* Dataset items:
/---
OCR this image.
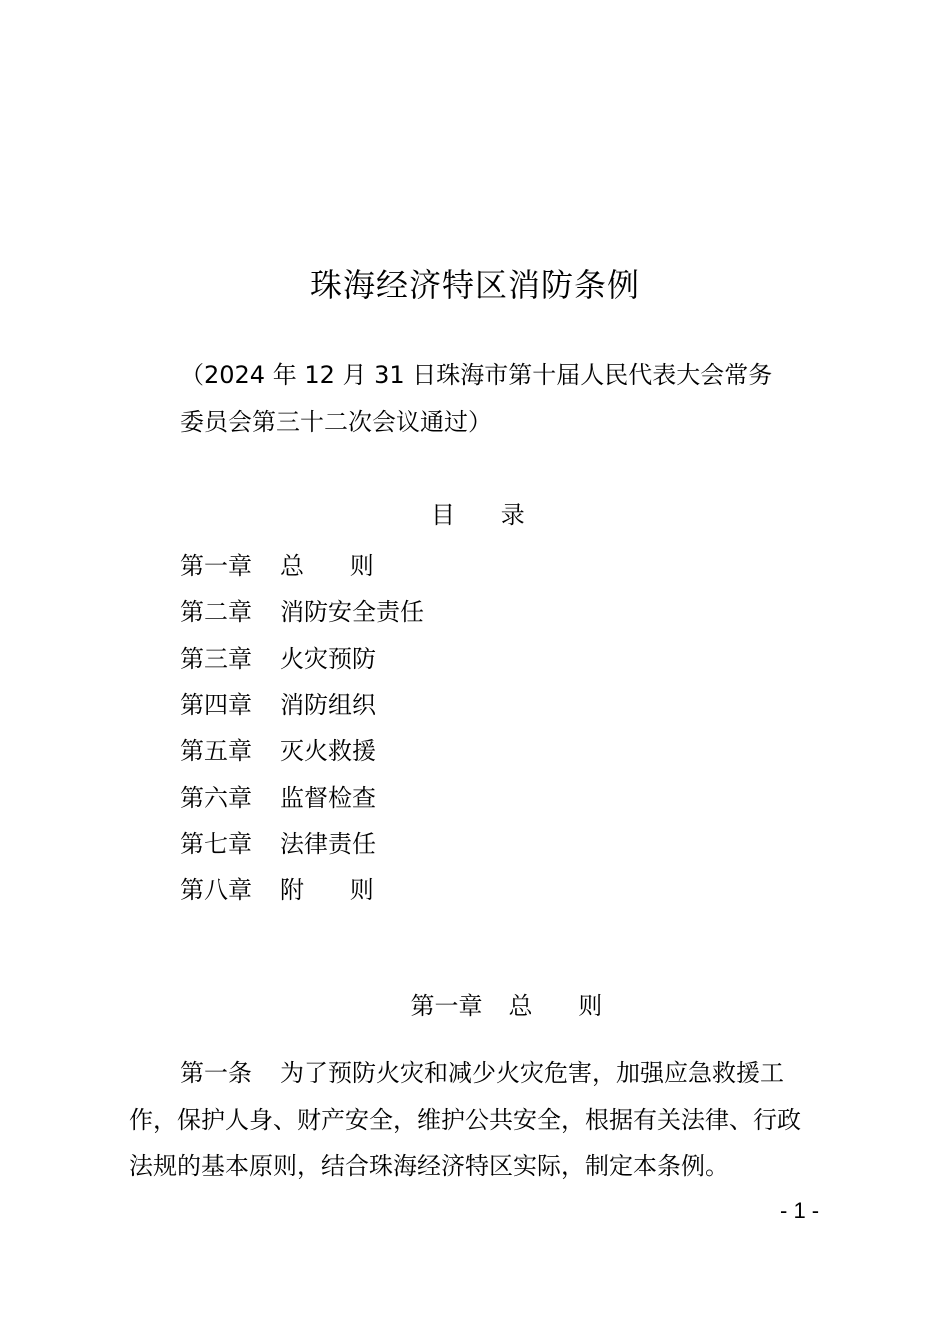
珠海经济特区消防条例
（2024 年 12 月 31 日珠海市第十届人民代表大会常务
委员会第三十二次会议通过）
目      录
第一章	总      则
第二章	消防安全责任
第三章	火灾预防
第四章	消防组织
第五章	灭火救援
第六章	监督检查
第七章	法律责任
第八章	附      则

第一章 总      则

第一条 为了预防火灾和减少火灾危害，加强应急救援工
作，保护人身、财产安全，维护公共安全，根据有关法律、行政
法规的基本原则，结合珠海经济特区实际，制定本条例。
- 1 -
\---
/---
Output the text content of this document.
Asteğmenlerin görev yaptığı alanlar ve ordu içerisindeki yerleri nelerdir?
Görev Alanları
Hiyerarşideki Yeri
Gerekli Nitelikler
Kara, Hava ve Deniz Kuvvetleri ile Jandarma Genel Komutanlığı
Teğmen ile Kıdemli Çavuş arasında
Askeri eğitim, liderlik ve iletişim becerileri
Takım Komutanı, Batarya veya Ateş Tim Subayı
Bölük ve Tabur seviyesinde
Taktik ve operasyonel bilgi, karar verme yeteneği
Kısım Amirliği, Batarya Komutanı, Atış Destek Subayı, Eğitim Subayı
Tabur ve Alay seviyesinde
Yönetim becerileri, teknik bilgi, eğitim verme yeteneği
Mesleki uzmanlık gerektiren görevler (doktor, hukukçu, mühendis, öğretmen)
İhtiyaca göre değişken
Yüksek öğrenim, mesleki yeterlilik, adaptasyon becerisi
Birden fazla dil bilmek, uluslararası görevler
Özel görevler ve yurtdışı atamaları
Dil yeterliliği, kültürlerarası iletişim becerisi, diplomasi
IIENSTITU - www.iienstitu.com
\---
/---
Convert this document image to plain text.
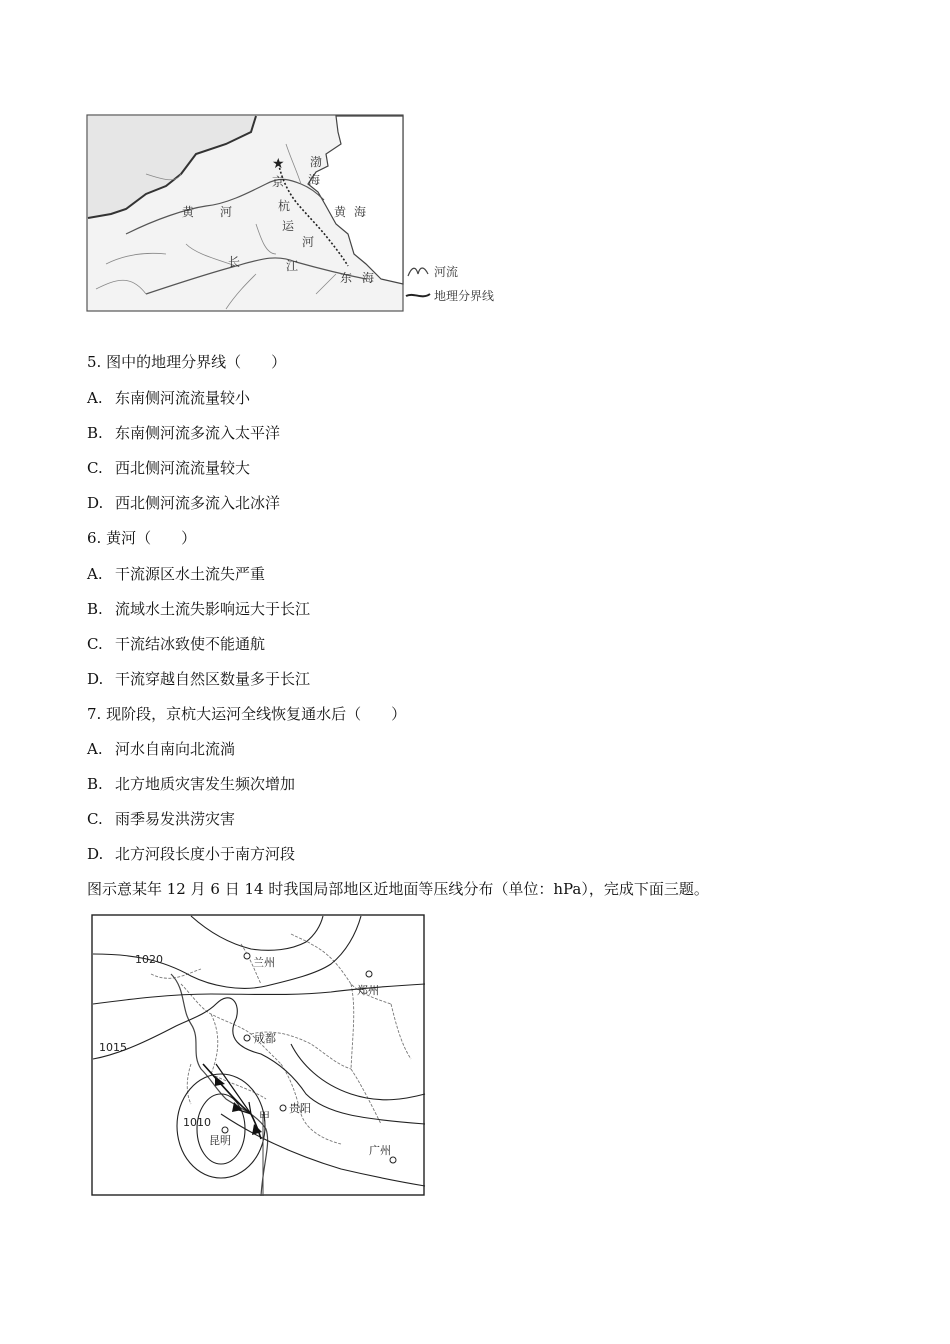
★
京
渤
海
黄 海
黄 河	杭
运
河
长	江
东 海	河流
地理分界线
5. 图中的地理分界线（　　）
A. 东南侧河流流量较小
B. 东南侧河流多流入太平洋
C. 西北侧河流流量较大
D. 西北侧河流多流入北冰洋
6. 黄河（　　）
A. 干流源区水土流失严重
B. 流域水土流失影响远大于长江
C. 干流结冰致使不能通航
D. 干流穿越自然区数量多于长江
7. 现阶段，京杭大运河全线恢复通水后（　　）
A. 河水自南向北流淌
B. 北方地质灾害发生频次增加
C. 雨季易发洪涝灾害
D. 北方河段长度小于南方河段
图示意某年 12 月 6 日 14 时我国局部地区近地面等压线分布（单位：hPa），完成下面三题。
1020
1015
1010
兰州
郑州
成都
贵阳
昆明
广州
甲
\---
* EXERCISE REQUIREMENTS: Go through the listing above and list every line that has the word "Tabur".

* RESULT:
Bölük ve Tabur seviyesinde
Tabur ve Alay seviyesinde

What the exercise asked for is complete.